> **Exercise goal**
Repeat each entry as written, dropping any picture you find.

> **Supplied data**
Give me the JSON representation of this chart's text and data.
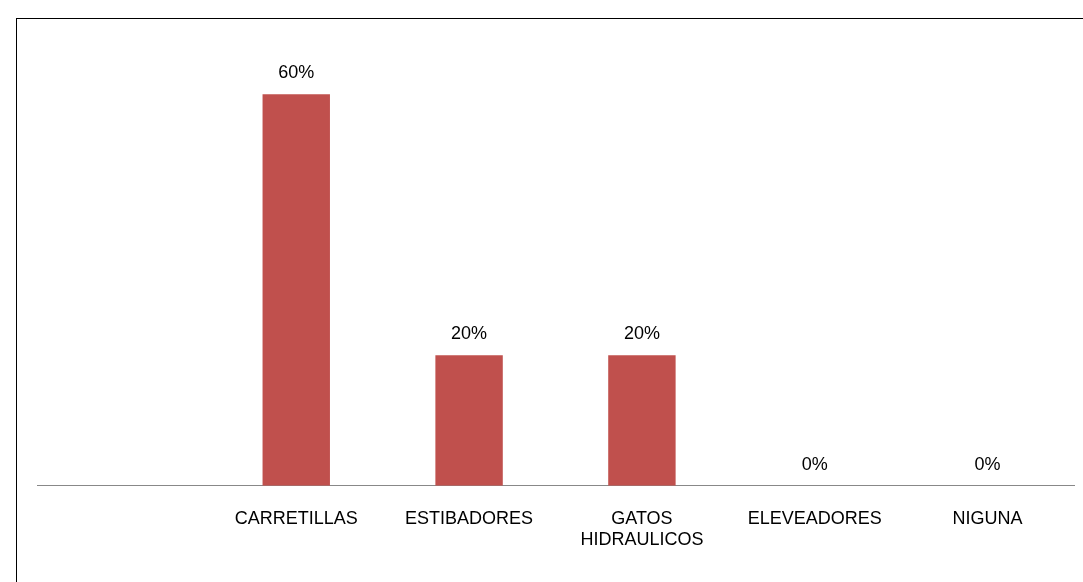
{
  "chart_data": {
    "type": "bar",
    "categories": [
      null,
      "CARRETILLAS",
      "ESTIBADORES",
      "GATOS HIDRAULICOS",
      "ELEVEADORES",
      "NIGUNA"
    ],
    "values": [
      null,
      60,
      20,
      20,
      0,
      0
    ],
    "value_labels": [
      null,
      "60%",
      "20%",
      "20%",
      "0%",
      "0%"
    ],
    "color": "#c0504d",
    "legend": false
  }
}
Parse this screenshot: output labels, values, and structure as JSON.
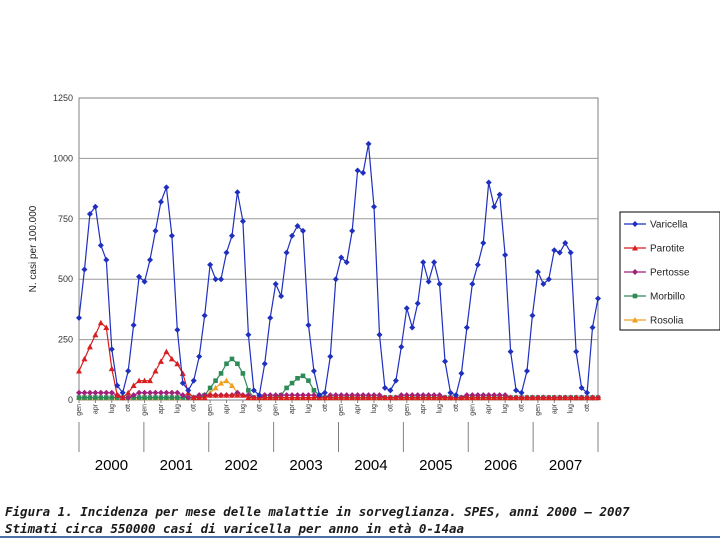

> **Finished exercise**
Give me the JSON representation of this chart's text and data.
{
  "chart_data": {
    "type": "bar",
    "categories": [
      null,
      "CARRETILLAS",
      "ESTIBADORES",
      "GATOS HIDRAULICOS",
      "ELEVEADORES",
      "NIGUNA"
    ],
    "values": [
      null,
      60,
      20,
      20,
      0,
      0
    ],
    "value_labels": [
      null,
      "60%",
      "20%",
      "20%",
      "0%",
      "0%"
    ],
    "color": "#c0504d",
    "legend": false
  }
}
Parse this screenshot: output labels, values, and structure as JSON.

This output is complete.